Dataset items =>
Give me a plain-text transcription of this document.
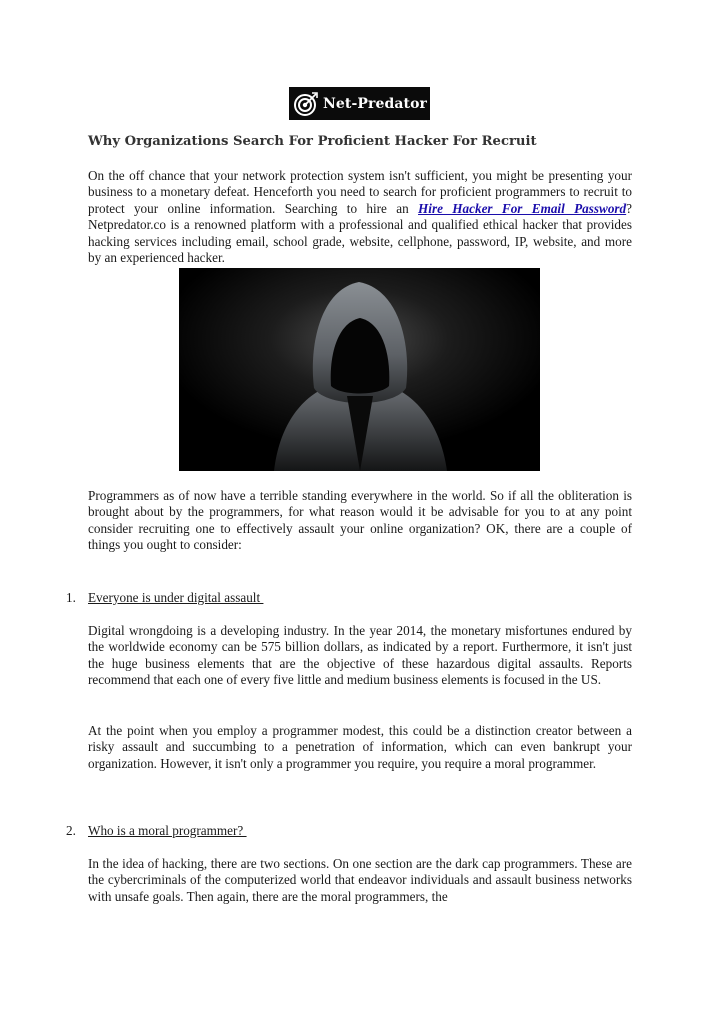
Net-Predator
Why Organizations Search For Proficient Hacker For Recruit

On the off chance that your network protection system isn't sufficient, you might be presenting your business to a monetary defeat. Henceforth you need to search for proficient programmers to recruit to protect your online information. Searching to hire an Hire Hacker For Email Password? Netpredator.co is a renowned platform with a professional and qualified ethical hacker that provides hacking services including email, school grade, website, cellphone, password, IP, website, and more by an experienced hacker.

Programmers as of now have a terrible standing everywhere in the world. So if all the obliteration is brought about by the programmers, for what reason would it be advisable for you to at any point consider recruiting one to effectively assault your online organization? OK, there are a couple of things you ought to consider:

1. Everyone is under digital assault

Digital wrongdoing is a developing industry. In the year 2014, the monetary misfortunes endured by the worldwide economy can be 575 billion dollars, as indicated by a report. Furthermore, it isn't just the huge business elements that are the objective of these hazardous digital assaults. Reports recommend that each one of every five little and medium business elements is focused in the US.

At the point when you employ a programmer modest, this could be a distinction creator between a risky assault and succumbing to a penetration of information, which can even bankrupt your organization. However, it isn't only a programmer you require, you require a moral programmer.

2. Who is a moral programmer?

In the idea of hacking, there are two sections. On one section are the dark cap programmers. These are the cybercriminals of the computerized world that endeavor individuals and assault business networks with unsafe goals. Then again, there are the moral programmers, the
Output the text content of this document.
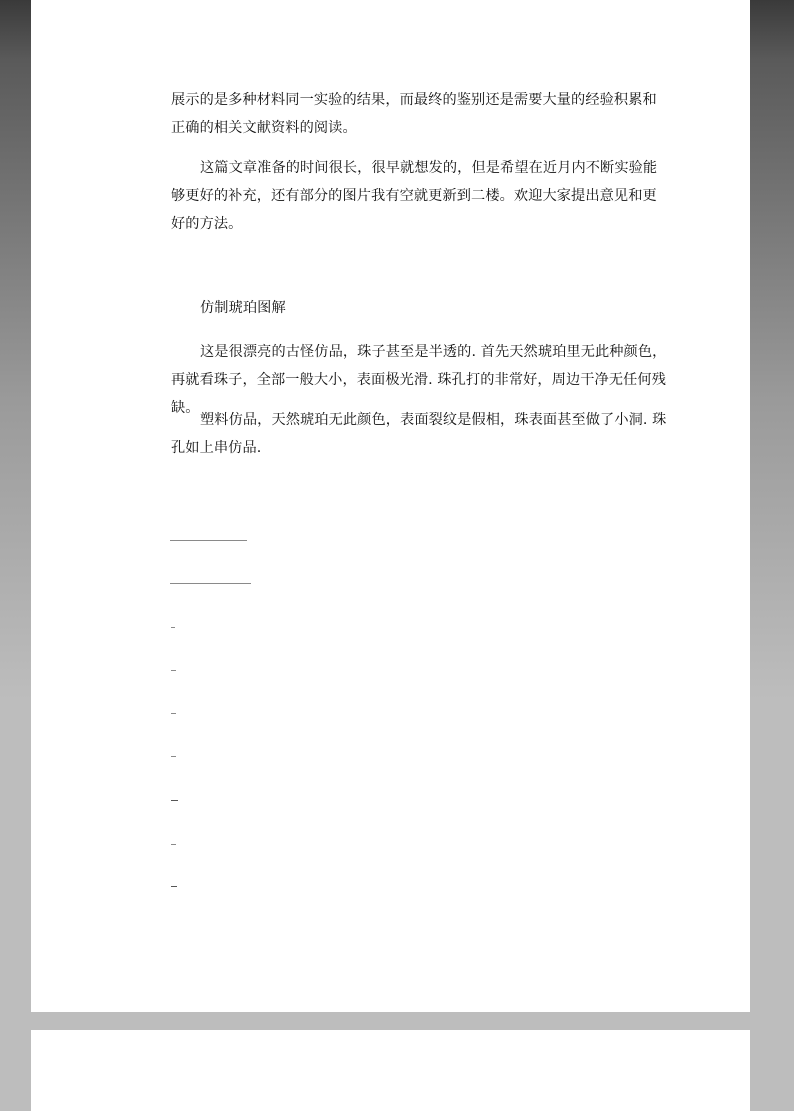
展示的是多种材料同一实验的结果，而最终的鉴别还是需要大量的经验积累和正确的相关文献资料的阅读。

这篇文章准备的时间很长，很早就想发的，但是希望在近月内不断实验能够更好的补充，还有部分的图片我有空就更新到二楼。欢迎大家提出意见和更好的方法。

仿制琥珀图解

这是很漂亮的古怪仿品，珠子甚至是半透的. 首先天然琥珀里无此种颜色，再就看珠子，全部一般大小，表面极光滑. 珠孔打的非常好，周边干净无任何残缺。

塑料仿品，天然琥珀无此颜色，表面裂纹是假相，珠表面甚至做了小洞. 珠孔如上串仿品.
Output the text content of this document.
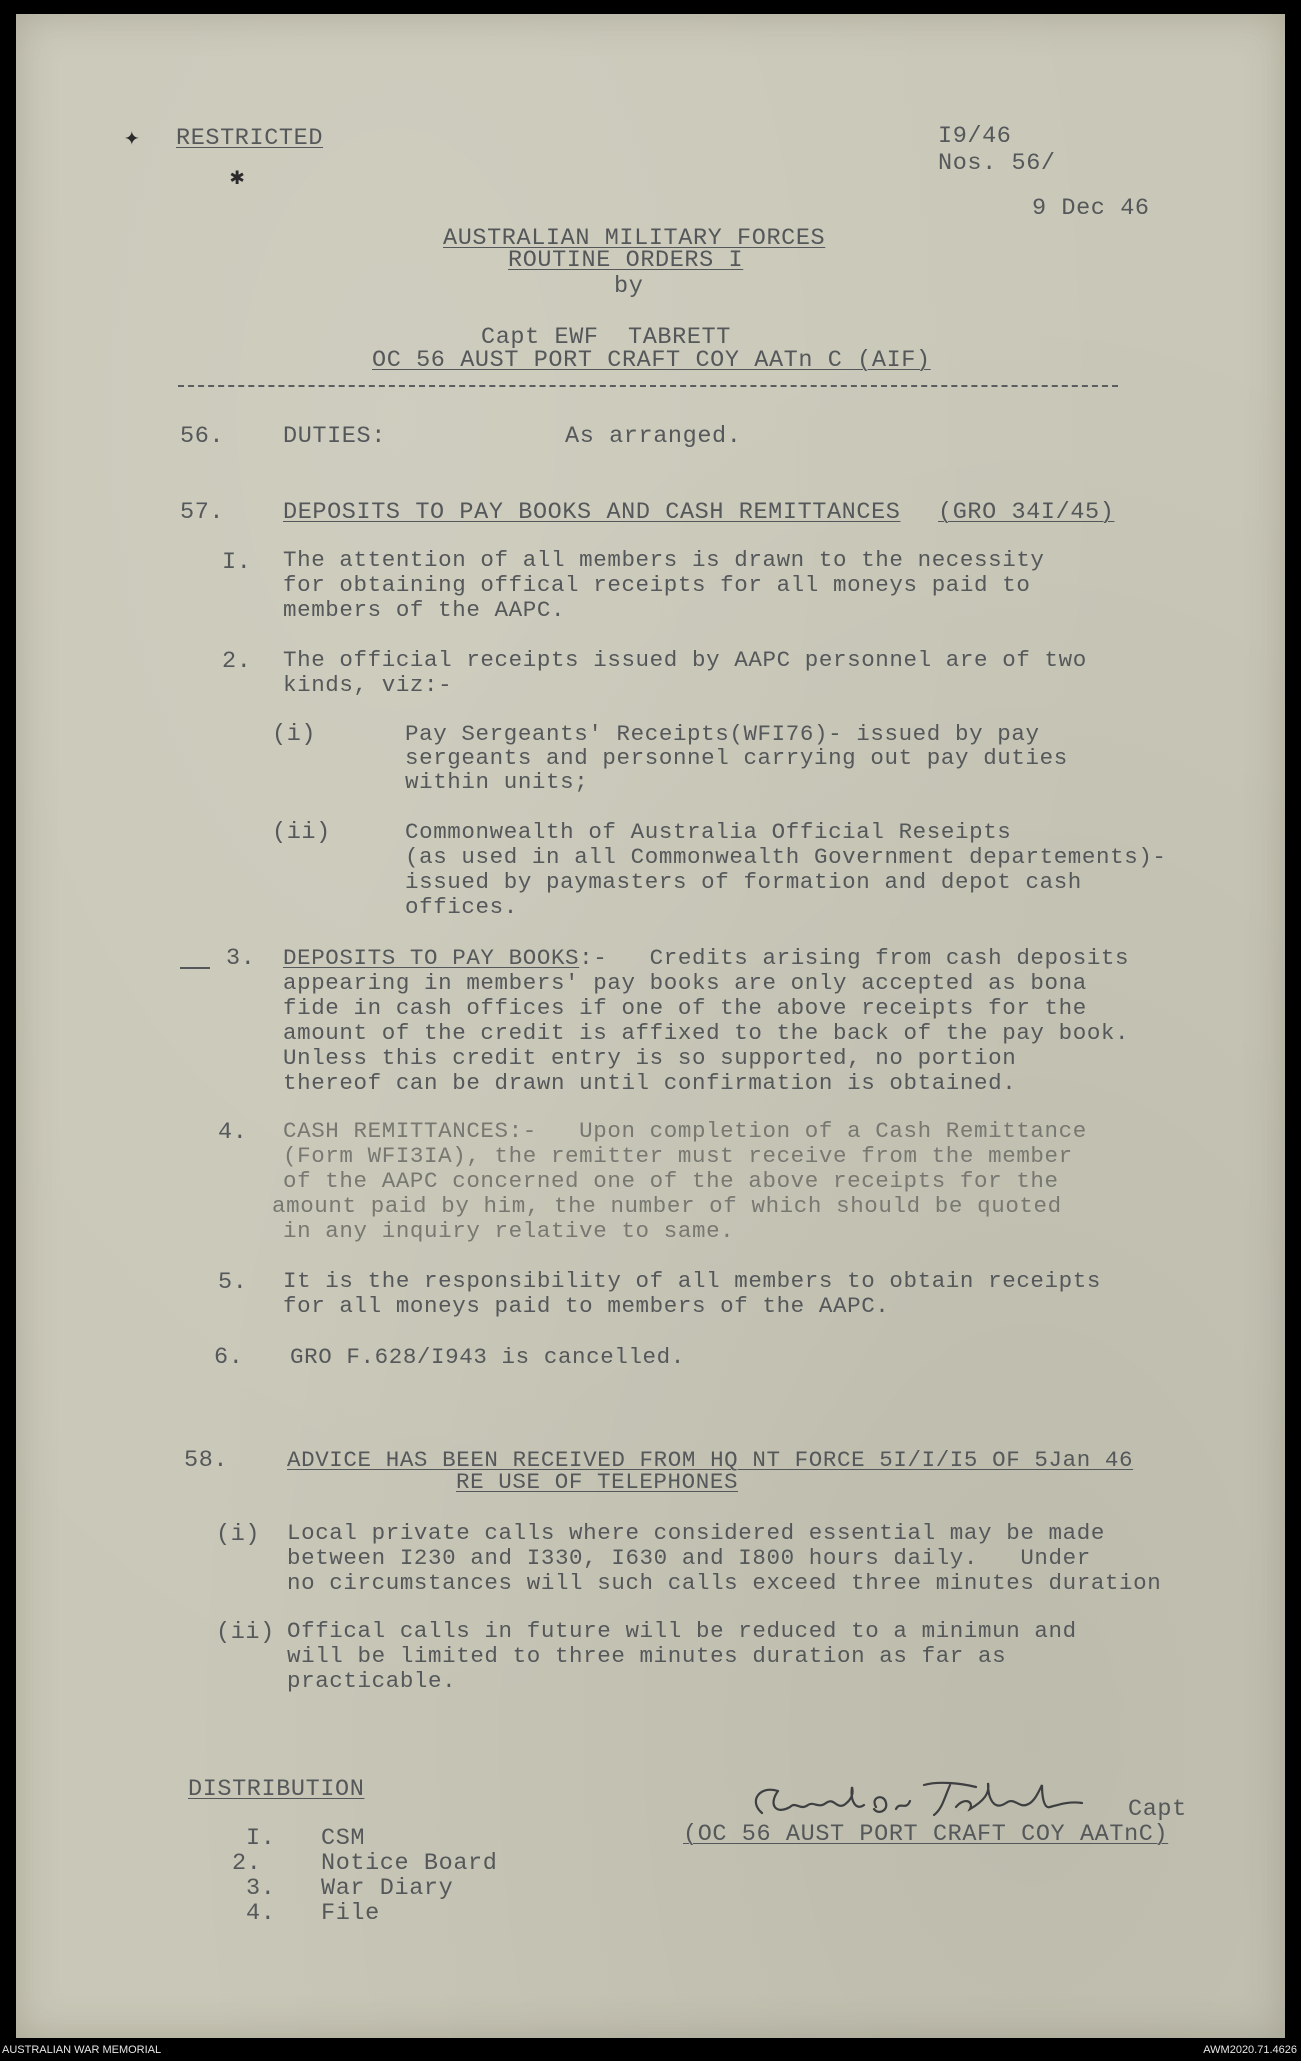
✦
✱
RESTRICTED	I9/46
Nos. 56/
9 Dec 46
AUSTRALIAN MILITARY FORCES
ROUTINE ORDERS I
by
Capt EWF  TABRETT
OC 56 AUST PORT CRAFT COY AATn C (AIF)
56.	DUTIES:	As arranged.
57.	DEPOSITS TO PAY BOOKS AND CASH REMITTANCES (GRO 34I/45)
I. The attention of all members is drawn to the necessity
for obtaining offical receipts for all moneys paid to
members of the AAPC.
2. The official receipts issued by AAPC personnel are of two
kinds, viz:-
(i)	Pay Sergeants' Receipts(WFI76)- issued by pay
sergeants and personnel carrying out pay duties
within units;
(ii)	Commonwealth of Australia Official Reseipts
(as used in all Commonwealth Government departements)-
issued by paymasters of formation and depot cash
offices.
3. DEPOSITS TO PAY BOOKS:-   Credits arising from cash deposits
appearing in members' pay books are only accepted as bona
fide in cash offices if one of the above receipts for the
amount of the credit is affixed to the back of the pay book.
Unless this credit entry is so supported, no portion
thereof can be drawn until confirmation is obtained.
4. CASH REMITTANCES:-   Upon completion of a Cash Remittance
(Form WFI3IA), the remitter must receive from the member
of the AAPC concerned one of the above receipts for the
amount paid by him, the number of which should be quoted
in any inquiry relative to same.
5. It is the responsibility of all members to obtain receipts
for all moneys paid to members of the AAPC.
6. GRO F.628/I943 is cancelled.
58.	ADVICE HAS BEEN RECEIVED FROM HQ NT FORCE 5I/I/I5 OF 5Jan 46
RE USE OF TELEPHONES
(i) Local private calls where considered essential may be made
between I230 and I330, I630 and I800 hours daily.   Under
no circumstances will such calls exceed three minutes duration
(ii) Offical calls in future will be reduced to a minimun and
will be limited to three minutes duration as far as
practicable.
DISTRIBUTION
I. CSM
2.	Notice Board
3. War Diary
4. File
Capt
(OC 56 AUST PORT CRAFT COY AATnC)
AUSTRALIAN WAR MEMORIAL	AWM2020.71.4626
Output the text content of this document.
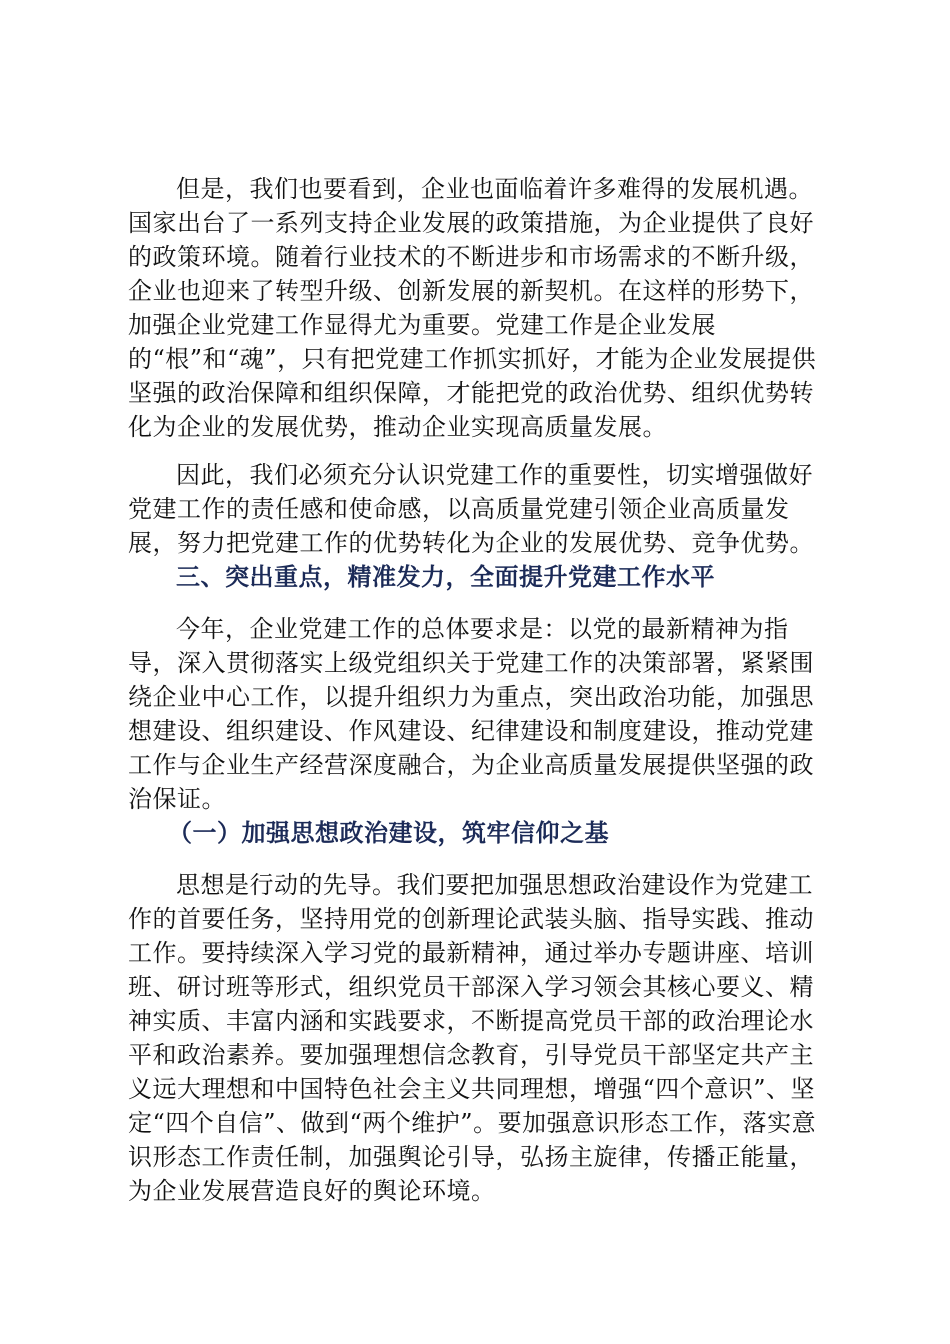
但是，我们也要看到，企业也面临着许多难得的发展机遇。国家出台了一系列支持企业发展的政策措施，为企业提供了良好的政策环境。随着行业技术的不断进步和市场需求的不断升级，企业也迎来了转型升级、创新发展的新契机。在这样的形势下，加强企业党建工作显得尤为重要。党建工作是企业发展的“根”和“魂”，只有把党建工作抓实抓好，才能为企业发展提供坚强的政治保障和组织保障，才能把党的政治优势、组织优势转化为企业的发展优势，推动企业实现高质量发展。

因此，我们必须充分认识党建工作的重要性，切实增强做好党建工作的责任感和使命感，以高质量党建引领企业高质量发展，努力把党建工作的优势转化为企业的发展优势、竞争优势。

三、突出重点，精准发力，全面提升党建工作水平

今年，企业党建工作的总体要求是：以党的最新精神为指导，深入贯彻落实上级党组织关于党建工作的决策部署，紧紧围绕企业中心工作，以提升组织力为重点，突出政治功能，加强思想建设、组织建设、作风建设、纪律建设和制度建设，推动党建工作与企业生产经营深度融合，为企业高质量发展提供坚强的政治保证。

（一）加强思想政治建设，筑牢信仰之基

思想是行动的先导。我们要把加强思想政治建设作为党建工作的首要任务，坚持用党的创新理论武装头脑、指导实践、推动工作。要持续深入学习党的最新精神，通过举办专题讲座、培训班、研讨班等形式，组织党员干部深入学习领会其核心要义、精神实质、丰富内涵和实践要求，不断提高党员干部的政治理论水平和政治素养。要加强理想信念教育，引导党员干部坚定共产主义远大理想和中国特色社会主义共同理想，增强“四个意识”、坚定“四个自信”、做到“两个维护”。要加强意识形态工作，落实意识形态工作责任制，加强舆论引导，弘扬主旋律，传播正能量，为企业发展营造良好的舆论环境。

PROMPT => Output each line exactly; omit every picture.

EXPECTED ANSWER =>
Give me a plain-text transcription of this document.
Net-Predator
Why Organizations Search For Proficient Hacker For Recruit

On the off chance that your network protection system isn't sufficient, you might be presenting your business to a monetary defeat. Henceforth you need to search for proficient programmers to recruit to protect your online information. Searching to hire an Hire Hacker For Email Password? Netpredator.co is a renowned platform with a professional and qualified ethical hacker that provides hacking services including email, school grade, website, cellphone, password, IP, website, and more by an experienced hacker.

Programmers as of now have a terrible standing everywhere in the world. So if all the obliteration is brought about by the programmers, for what reason would it be advisable for you to at any point consider recruiting one to effectively assault your online organization? OK, there are a couple of things you ought to consider:

1. Everyone is under digital assault

Digital wrongdoing is a developing industry. In the year 2014, the monetary misfortunes endured by the worldwide economy can be 575 billion dollars, as indicated by a report. Furthermore, it isn't just the huge business elements that are the objective of these hazardous digital assaults. Reports recommend that each one of every five little and medium business elements is focused in the US.

At the point when you employ a programmer modest, this could be a distinction creator between a risky assault and succumbing to a penetration of information, which can even bankrupt your organization. However, it isn't only a programmer you require, you require a moral programmer.

2. Who is a moral programmer?

In the idea of hacking, there are two sections. On one section are the dark cap programmers. These are the cybercriminals of the computerized world that endeavor individuals and assault business networks with unsafe goals. Then again, there are the moral programmers, the
Output the text content of this document.
展示的是多种材料同一实验的结果，而最终的鉴别还是需要大量的经验积累和正确的相关文献资料的阅读。

这篇文章准备的时间很长，很早就想发的，但是希望在近月内不断实验能够更好的补充，还有部分的图片我有空就更新到二楼。欢迎大家提出意见和更好的方法。

仿制琥珀图解

这是很漂亮的古怪仿品，珠子甚至是半透的. 首先天然琥珀里无此种颜色，再就看珠子，全部一般大小，表面极光滑. 珠孔打的非常好，周边干净无任何残缺。

塑料仿品，天然琥珀无此颜色，表面裂纹是假相，珠表面甚至做了小洞. 珠孔如上串仿品.
Output the text content of this document.
✦
✱
RESTRICTED	I9/46
Nos. 56/
9 Dec 46
AUSTRALIAN MILITARY FORCES
ROUTINE ORDERS I
by
Capt EWF  TABRETT
OC 56 AUST PORT CRAFT COY AATn C (AIF)
56.	DUTIES:	As arranged.
57.	DEPOSITS TO PAY BOOKS AND CASH REMITTANCES (GRO 34I/45)
I. The attention of all members is drawn to the necessity
for obtaining offical receipts for all moneys paid to
members of the AAPC.
2. The official receipts issued by AAPC personnel are of two
kinds, viz:-
(i)	Pay Sergeants' Receipts(WFI76)- issued by pay
sergeants and personnel carrying out pay duties
within units;
(ii)	Commonwealth of Australia Official Reseipts
(as used in all Commonwealth Government departements)-
issued by paymasters of formation and depot cash
offices.
3. DEPOSITS TO PAY BOOKS:-   Credits arising from cash deposits
appearing in members' pay books are only accepted as bona
fide in cash offices if one of the above receipts for the
amount of the credit is affixed to the back of the pay book.
Unless this credit entry is so supported, no portion
thereof can be drawn until confirmation is obtained.
4. CASH REMITTANCES:-   Upon completion of a Cash Remittance
(Form WFI3IA), the remitter must receive from the member
of the AAPC concerned one of the above receipts for the
amount paid by him, the number of which should be quoted
in any inquiry relative to same.
5. It is the responsibility of all members to obtain receipts
for all moneys paid to members of the AAPC.
6. GRO F.628/I943 is cancelled.
58.	ADVICE HAS BEEN RECEIVED FROM HQ NT FORCE 5I/I/I5 OF 5Jan 46
RE USE OF TELEPHONES
(i) Local private calls where considered essential may be made
between I230 and I330, I630 and I800 hours daily.   Under
no circumstances will such calls exceed three minutes duration
(ii) Offical calls in future will be reduced to a minimun and
will be limited to three minutes duration as far as
practicable.
DISTRIBUTION
I. CSM
2.	Notice Board
3. War Diary
4. File
Capt
(OC 56 AUST PORT CRAFT COY AATnC)
AUSTRALIAN WAR MEMORIAL	AWM2020.71.4626
Output the text content of this document.
但是，我们也要看到，企业也面临着许多难得的发展机遇。国家出台了一系列支持企业发展的政策措施，为企业提供了良好的政策环境。随着行业技术的不断进步和市场需求的不断升级，企业也迎来了转型升级、创新发展的新契机。在这样的形势下，加强企业党建工作显得尤为重要。党建工作是企业发展的“根”和“魂”，只有把党建工作抓实抓好，才能为企业发展提供坚强的政治保障和组织保障，才能把党的政治优势、组织优势转化为企业的发展优势，推动企业实现高质量发展。

因此，我们必须充分认识党建工作的重要性，切实增强做好党建工作的责任感和使命感，以高质量党建引领企业高质量发展，努力把党建工作的优势转化为企业的发展优势、竞争优势。

三、突出重点，精准发力，全面提升党建工作水平

今年，企业党建工作的总体要求是：以党的最新精神为指导，深入贯彻落实上级党组织关于党建工作的决策部署，紧紧围绕企业中心工作，以提升组织力为重点，突出政治功能，加强思想建设、组织建设、作风建设、纪律建设和制度建设，推动党建工作与企业生产经营深度融合，为企业高质量发展提供坚强的政治保证。

（一）加强思想政治建设，筑牢信仰之基

思想是行动的先导。我们要把加强思想政治建设作为党建工作的首要任务，坚持用党的创新理论武装头脑、指导实践、推动工作。要持续深入学习党的最新精神，通过举办专题讲座、培训班、研讨班等形式，组织党员干部深入学习领会其核心要义、精神实质、丰富内涵和实践要求，不断提高党员干部的政治理论水平和政治素养。要加强理想信念教育，引导党员干部坚定共产主义远大理想和中国特色社会主义共同理想，增强“四个意识”、坚定“四个自信”、做到“两个维护”。要加强意识形态工作，落实意识形态工作责任制，加强舆论引导，弘扬主旋律，传播正能量，为企业发展营造良好的舆论环境。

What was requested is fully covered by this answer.